▸ What the task asks
Write out the listing in full, matching it word for word.

Records from a collection of figures
┌────────

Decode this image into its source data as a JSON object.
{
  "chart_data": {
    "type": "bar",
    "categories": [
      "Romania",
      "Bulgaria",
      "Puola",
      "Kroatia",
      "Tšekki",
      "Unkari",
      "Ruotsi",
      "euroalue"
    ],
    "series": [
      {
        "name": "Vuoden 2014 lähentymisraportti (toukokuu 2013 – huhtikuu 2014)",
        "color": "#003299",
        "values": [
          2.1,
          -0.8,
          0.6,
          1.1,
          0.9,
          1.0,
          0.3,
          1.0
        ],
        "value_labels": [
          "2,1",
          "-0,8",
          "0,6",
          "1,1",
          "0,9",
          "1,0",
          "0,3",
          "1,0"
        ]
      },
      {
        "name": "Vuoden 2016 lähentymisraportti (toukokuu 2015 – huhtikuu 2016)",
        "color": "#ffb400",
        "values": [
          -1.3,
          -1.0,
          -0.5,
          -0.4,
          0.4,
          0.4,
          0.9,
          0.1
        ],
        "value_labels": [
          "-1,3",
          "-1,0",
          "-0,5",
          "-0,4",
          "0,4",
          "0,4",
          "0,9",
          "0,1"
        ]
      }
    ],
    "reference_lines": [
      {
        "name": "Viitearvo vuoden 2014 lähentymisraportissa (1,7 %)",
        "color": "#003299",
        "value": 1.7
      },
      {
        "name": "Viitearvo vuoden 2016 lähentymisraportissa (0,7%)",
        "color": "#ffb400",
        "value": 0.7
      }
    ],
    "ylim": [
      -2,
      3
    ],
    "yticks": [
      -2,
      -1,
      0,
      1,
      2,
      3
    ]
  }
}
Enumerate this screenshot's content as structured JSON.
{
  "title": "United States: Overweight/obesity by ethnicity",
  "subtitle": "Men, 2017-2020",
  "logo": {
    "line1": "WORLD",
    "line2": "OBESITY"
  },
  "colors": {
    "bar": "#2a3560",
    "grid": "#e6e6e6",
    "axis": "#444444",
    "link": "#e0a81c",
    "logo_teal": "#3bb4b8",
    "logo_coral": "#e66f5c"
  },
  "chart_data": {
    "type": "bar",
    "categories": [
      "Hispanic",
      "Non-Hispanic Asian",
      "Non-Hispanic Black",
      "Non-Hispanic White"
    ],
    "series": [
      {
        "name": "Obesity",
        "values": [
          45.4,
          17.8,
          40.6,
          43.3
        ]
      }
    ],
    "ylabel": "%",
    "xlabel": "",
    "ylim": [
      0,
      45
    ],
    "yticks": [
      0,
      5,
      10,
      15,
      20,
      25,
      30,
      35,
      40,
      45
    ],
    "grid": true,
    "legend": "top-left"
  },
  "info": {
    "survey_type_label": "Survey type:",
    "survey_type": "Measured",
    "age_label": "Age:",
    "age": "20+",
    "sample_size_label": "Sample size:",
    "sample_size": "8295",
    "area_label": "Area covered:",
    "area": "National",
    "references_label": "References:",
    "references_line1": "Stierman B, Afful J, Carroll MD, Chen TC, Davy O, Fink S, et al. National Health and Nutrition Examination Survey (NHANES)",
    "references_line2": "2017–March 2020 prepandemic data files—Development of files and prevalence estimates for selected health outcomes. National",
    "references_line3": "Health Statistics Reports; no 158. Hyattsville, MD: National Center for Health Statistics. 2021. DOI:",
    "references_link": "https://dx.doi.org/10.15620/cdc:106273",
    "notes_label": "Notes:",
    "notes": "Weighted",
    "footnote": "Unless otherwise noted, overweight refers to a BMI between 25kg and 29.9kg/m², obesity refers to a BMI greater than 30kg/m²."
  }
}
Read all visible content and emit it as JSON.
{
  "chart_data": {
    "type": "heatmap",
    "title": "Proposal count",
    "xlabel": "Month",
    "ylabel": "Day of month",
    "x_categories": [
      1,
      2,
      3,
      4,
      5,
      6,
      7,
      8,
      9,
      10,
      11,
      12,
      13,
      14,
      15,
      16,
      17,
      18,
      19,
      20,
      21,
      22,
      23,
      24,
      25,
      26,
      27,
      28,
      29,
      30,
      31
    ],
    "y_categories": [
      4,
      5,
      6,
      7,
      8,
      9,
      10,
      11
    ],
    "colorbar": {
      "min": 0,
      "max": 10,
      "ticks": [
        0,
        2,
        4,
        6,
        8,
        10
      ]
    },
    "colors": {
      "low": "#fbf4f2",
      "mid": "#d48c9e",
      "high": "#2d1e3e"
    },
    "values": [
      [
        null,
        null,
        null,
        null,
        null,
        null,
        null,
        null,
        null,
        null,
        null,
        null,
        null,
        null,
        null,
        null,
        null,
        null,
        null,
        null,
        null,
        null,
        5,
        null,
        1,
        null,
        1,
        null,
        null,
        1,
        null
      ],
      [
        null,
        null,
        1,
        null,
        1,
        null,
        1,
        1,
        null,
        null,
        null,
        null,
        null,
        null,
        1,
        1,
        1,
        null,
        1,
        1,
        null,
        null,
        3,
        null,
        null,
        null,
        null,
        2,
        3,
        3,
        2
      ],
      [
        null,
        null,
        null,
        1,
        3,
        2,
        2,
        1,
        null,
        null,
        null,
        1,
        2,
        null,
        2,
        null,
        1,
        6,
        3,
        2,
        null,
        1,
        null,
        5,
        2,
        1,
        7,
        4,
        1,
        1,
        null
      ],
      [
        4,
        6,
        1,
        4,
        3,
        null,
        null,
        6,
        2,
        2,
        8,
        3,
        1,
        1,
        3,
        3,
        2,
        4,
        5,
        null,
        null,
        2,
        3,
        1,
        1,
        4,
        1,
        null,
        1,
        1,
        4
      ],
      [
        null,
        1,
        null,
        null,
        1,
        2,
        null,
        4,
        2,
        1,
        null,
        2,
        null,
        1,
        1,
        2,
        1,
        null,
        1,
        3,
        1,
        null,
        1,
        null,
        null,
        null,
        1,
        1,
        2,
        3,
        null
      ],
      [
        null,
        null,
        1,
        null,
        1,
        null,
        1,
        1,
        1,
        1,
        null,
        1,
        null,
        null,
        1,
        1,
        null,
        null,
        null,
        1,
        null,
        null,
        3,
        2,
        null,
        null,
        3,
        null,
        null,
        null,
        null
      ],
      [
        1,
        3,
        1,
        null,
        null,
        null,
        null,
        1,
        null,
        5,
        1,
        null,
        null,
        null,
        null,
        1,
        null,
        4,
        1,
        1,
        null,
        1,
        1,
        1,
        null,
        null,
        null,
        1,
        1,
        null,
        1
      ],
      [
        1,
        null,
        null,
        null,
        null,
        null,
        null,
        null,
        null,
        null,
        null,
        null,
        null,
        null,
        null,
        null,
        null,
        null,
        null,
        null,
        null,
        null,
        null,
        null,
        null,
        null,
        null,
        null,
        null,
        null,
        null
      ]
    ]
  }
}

└────────

▸ Answer for the task
Decode this image into its source data as a JSON object.
{
  "chart_data": {
    "type": "bar",
    "categories": [
      "Romania",
      "Bulgaria",
      "Puola",
      "Kroatia",
      "Tšekki",
      "Unkari",
      "Ruotsi",
      "euroalue"
    ],
    "series": [
      {
        "name": "Vuoden 2014 lähentymisraportti (toukokuu 2013 – huhtikuu 2014)",
        "color": "#003299",
        "values": [
          2.1,
          -0.8,
          0.6,
          1.1,
          0.9,
          1.0,
          0.3,
          1.0
        ],
        "value_labels": [
          "2,1",
          "-0,8",
          "0,6",
          "1,1",
          "0,9",
          "1,0",
          "0,3",
          "1,0"
        ]
      },
      {
        "name": "Vuoden 2016 lähentymisraportti (toukokuu 2015 – huhtikuu 2016)",
        "color": "#ffb400",
        "values": [
          -1.3,
          -1.0,
          -0.5,
          -0.4,
          0.4,
          0.4,
          0.9,
          0.1
        ],
        "value_labels": [
          "-1,3",
          "-1,0",
          "-0,5",
          "-0,4",
          "0,4",
          "0,4",
          "0,9",
          "0,1"
        ]
      }
    ],
    "reference_lines": [
      {
        "name": "Viitearvo vuoden 2014 lähentymisraportissa (1,7 %)",
        "color": "#003299",
        "value": 1.7
      },
      {
        "name": "Viitearvo vuoden 2016 lähentymisraportissa (0,7%)",
        "color": "#ffb400",
        "value": 0.7
      }
    ],
    "ylim": [
      -2,
      3
    ],
    "yticks": [
      -2,
      -1,
      0,
      1,
      2,
      3
    ]
  }
}
Enumerate this screenshot's content as structured JSON.
{
  "title": "United States: Overweight/obesity by ethnicity",
  "subtitle": "Men, 2017-2020",
  "logo": {
    "line1": "WORLD",
    "line2": "OBESITY"
  },
  "colors": {
    "bar": "#2a3560",
    "grid": "#e6e6e6",
    "axis": "#444444",
    "link": "#e0a81c",
    "logo_teal": "#3bb4b8",
    "logo_coral": "#e66f5c"
  },
  "chart_data": {
    "type": "bar",
    "categories": [
      "Hispanic",
      "Non-Hispanic Asian",
      "Non-Hispanic Black",
      "Non-Hispanic White"
    ],
    "series": [
      {
        "name": "Obesity",
        "values": [
          45.4,
          17.8,
          40.6,
          43.3
        ]
      }
    ],
    "ylabel": "%",
    "xlabel": "",
    "ylim": [
      0,
      45
    ],
    "yticks": [
      0,
      5,
      10,
      15,
      20,
      25,
      30,
      35,
      40,
      45
    ],
    "grid": true,
    "legend": "top-left"
  },
  "info": {
    "survey_type_label": "Survey type:",
    "survey_type": "Measured",
    "age_label": "Age:",
    "age": "20+",
    "sample_size_label": "Sample size:",
    "sample_size": "8295",
    "area_label": "Area covered:",
    "area": "National",
    "references_label": "References:",
    "references_line1": "Stierman B, Afful J, Carroll MD, Chen TC, Davy O, Fink S, et al. National Health and Nutrition Examination Survey (NHANES)",
    "references_line2": "2017–March 2020 prepandemic data files—Development of files and prevalence estimates for selected health outcomes. National",
    "references_line3": "Health Statistics Reports; no 158. Hyattsville, MD: National Center for Health Statistics. 2021. DOI:",
    "references_link": "https://dx.doi.org/10.15620/cdc:106273",
    "notes_label": "Notes:",
    "notes": "Weighted",
    "footnote": "Unless otherwise noted, overweight refers to a BMI between 25kg and 29.9kg/m², obesity refers to a BMI greater than 30kg/m²."
  }
}
Read all visible content and emit it as JSON.
{
  "chart_data": {
    "type": "heatmap",
    "title": "Proposal count",
    "xlabel": "Month",
    "ylabel": "Day of month",
    "x_categories": [
      1,
      2,
      3,
      4,
      5,
      6,
      7,
      8,
      9,
      10,
      11,
      12,
      13,
      14,
      15,
      16,
      17,
      18,
      19,
      20,
      21,
      22,
      23,
      24,
      25,
      26,
      27,
      28,
      29,
      30,
      31
    ],
    "y_categories": [
      4,
      5,
      6,
      7,
      8,
      9,
      10,
      11
    ],
    "colorbar": {
      "min": 0,
      "max": 10,
      "ticks": [
        0,
        2,
        4,
        6,
        8,
        10
      ]
    },
    "colors": {
      "low": "#fbf4f2",
      "mid": "#d48c9e",
      "high": "#2d1e3e"
    },
    "values": [
      [
        null,
        null,
        null,
        null,
        null,
        null,
        null,
        null,
        null,
        null,
        null,
        null,
        null,
        null,
        null,
        null,
        null,
        null,
        null,
        null,
        null,
        null,
        5,
        null,
        1,
        null,
        1,
        null,
        null,
        1,
        null
      ],
      [
        null,
        null,
        1,
        null,
        1,
        null,
        1,
        1,
        null,
        null,
        null,
        null,
        null,
        null,
        1,
        1,
        1,
        null,
        1,
        1,
        null,
        null,
        3,
        null,
        null,
        null,
        null,
        2,
        3,
        3,
        2
      ],
      [
        null,
        null,
        null,
        1,
        3,
        2,
        2,
        1,
        null,
        null,
        null,
        1,
        2,
        null,
        2,
        null,
        1,
        6,
        3,
        2,
        null,
        1,
        null,
        5,
        2,
        1,
        7,
        4,
        1,
        1,
        null
      ],
      [
        4,
        6,
        1,
        4,
        3,
        null,
        null,
        6,
        2,
        2,
        8,
        3,
        1,
        1,
        3,
        3,
        2,
        4,
        5,
        null,
        null,
        2,
        3,
        1,
        1,
        4,
        1,
        null,
        1,
        1,
        4
      ],
      [
        null,
        1,
        null,
        null,
        1,
        2,
        null,
        4,
        2,
        1,
        null,
        2,
        null,
        1,
        1,
        2,
        1,
        null,
        1,
        3,
        1,
        null,
        1,
        null,
        null,
        null,
        1,
        1,
        2,
        3,
        null
      ],
      [
        null,
        null,
        1,
        null,
        1,
        null,
        1,
        1,
        1,
        1,
        null,
        1,
        null,
        null,
        1,
        1,
        null,
        null,
        null,
        1,
        null,
        null,
        3,
        2,
        null,
        null,
        3,
        null,
        null,
        null,
        null
      ],
      [
        1,
        3,
        1,
        null,
        null,
        null,
        null,
        1,
        null,
        5,
        1,
        null,
        null,
        null,
        null,
        1,
        null,
        4,
        1,
        1,
        null,
        1,
        1,
        1,
        null,
        null,
        null,
        1,
        1,
        null,
        1
      ],
      [
        1,
        null,
        null,
        null,
        null,
        null,
        null,
        null,
        null,
        null,
        null,
        null,
        null,
        null,
        null,
        null,
        null,
        null,
        null,
        null,
        null,
        null,
        null,
        null,
        null,
        null,
        null,
        null,
        null,
        null,
        null
      ]
    ]
  }
}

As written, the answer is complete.